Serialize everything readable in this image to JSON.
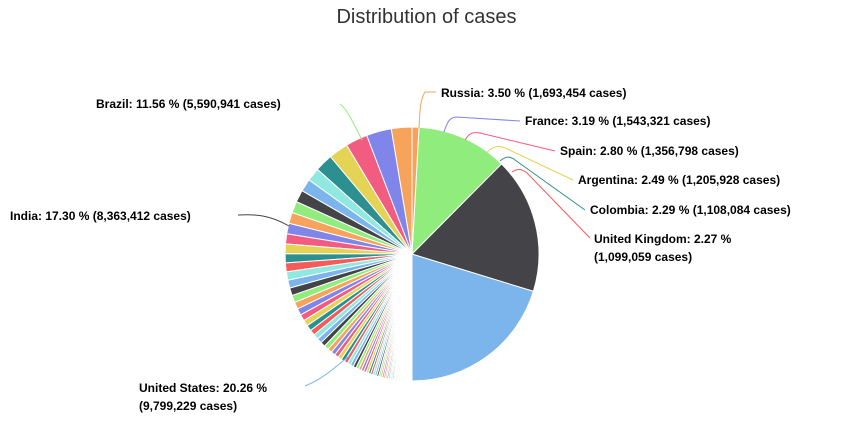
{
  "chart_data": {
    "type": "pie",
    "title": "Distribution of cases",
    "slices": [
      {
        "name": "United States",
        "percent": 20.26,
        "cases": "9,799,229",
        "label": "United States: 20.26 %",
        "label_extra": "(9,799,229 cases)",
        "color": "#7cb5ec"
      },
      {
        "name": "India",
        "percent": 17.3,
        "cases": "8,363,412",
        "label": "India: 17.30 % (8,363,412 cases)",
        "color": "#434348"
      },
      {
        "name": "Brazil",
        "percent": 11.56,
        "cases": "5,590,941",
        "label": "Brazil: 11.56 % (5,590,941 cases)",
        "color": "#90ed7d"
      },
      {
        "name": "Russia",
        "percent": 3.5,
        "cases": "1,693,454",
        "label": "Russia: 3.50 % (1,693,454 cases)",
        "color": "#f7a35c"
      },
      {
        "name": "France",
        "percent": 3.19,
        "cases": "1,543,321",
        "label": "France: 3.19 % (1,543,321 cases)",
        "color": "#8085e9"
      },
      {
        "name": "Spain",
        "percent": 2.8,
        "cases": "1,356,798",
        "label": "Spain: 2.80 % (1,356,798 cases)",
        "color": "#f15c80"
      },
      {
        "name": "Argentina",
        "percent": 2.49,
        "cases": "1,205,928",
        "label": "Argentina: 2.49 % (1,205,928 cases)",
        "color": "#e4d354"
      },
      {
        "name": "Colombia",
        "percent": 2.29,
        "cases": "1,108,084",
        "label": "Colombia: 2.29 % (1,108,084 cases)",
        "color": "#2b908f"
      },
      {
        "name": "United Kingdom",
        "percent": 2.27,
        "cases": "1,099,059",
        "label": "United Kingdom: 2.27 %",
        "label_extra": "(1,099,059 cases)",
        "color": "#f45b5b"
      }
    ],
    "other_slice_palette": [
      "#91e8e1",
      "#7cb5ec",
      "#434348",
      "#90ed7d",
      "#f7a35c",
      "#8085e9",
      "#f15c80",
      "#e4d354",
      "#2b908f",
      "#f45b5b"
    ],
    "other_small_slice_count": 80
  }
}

※ ※ ※

_TASK_.
Repeat the full listing above exactly, with no pictures in the copy.

_COMPLETED EXERCISE_.
Serialize everything readable in this image to JSON.
{
  "chart_data": {
    "type": "pie",
    "title": "Distribution of cases",
    "slices": [
      {
        "name": "United States",
        "percent": 20.26,
        "cases": "9,799,229",
        "label": "United States: 20.26 %",
        "label_extra": "(9,799,229 cases)",
        "color": "#7cb5ec"
      },
      {
        "name": "India",
        "percent": 17.3,
        "cases": "8,363,412",
        "label": "India: 17.30 % (8,363,412 cases)",
        "color": "#434348"
      },
      {
        "name": "Brazil",
        "percent": 11.56,
        "cases": "5,590,941",
        "label": "Brazil: 11.56 % (5,590,941 cases)",
        "color": "#90ed7d"
      },
      {
        "name": "Russia",
        "percent": 3.5,
        "cases": "1,693,454",
        "label": "Russia: 3.50 % (1,693,454 cases)",
        "color": "#f7a35c"
      },
      {
        "name": "France",
        "percent": 3.19,
        "cases": "1,543,321",
        "label": "France: 3.19 % (1,543,321 cases)",
        "color": "#8085e9"
      },
      {
        "name": "Spain",
        "percent": 2.8,
        "cases": "1,356,798",
        "label": "Spain: 2.80 % (1,356,798 cases)",
        "color": "#f15c80"
      },
      {
        "name": "Argentina",
        "percent": 2.49,
        "cases": "1,205,928",
        "label": "Argentina: 2.49 % (1,205,928 cases)",
        "color": "#e4d354"
      },
      {
        "name": "Colombia",
        "percent": 2.29,
        "cases": "1,108,084",
        "label": "Colombia: 2.29 % (1,108,084 cases)",
        "color": "#2b908f"
      },
      {
        "name": "United Kingdom",
        "percent": 2.27,
        "cases": "1,099,059",
        "label": "United Kingdom: 2.27 %",
        "label_extra": "(1,099,059 cases)",
        "color": "#f45b5b"
      }
    ],
    "other_slice_palette": [
      "#91e8e1",
      "#7cb5ec",
      "#434348",
      "#90ed7d",
      "#f7a35c",
      "#8085e9",
      "#f15c80",
      "#e4d354",
      "#2b908f",
      "#f45b5b"
    ],
    "other_small_slice_count": 80
  }
}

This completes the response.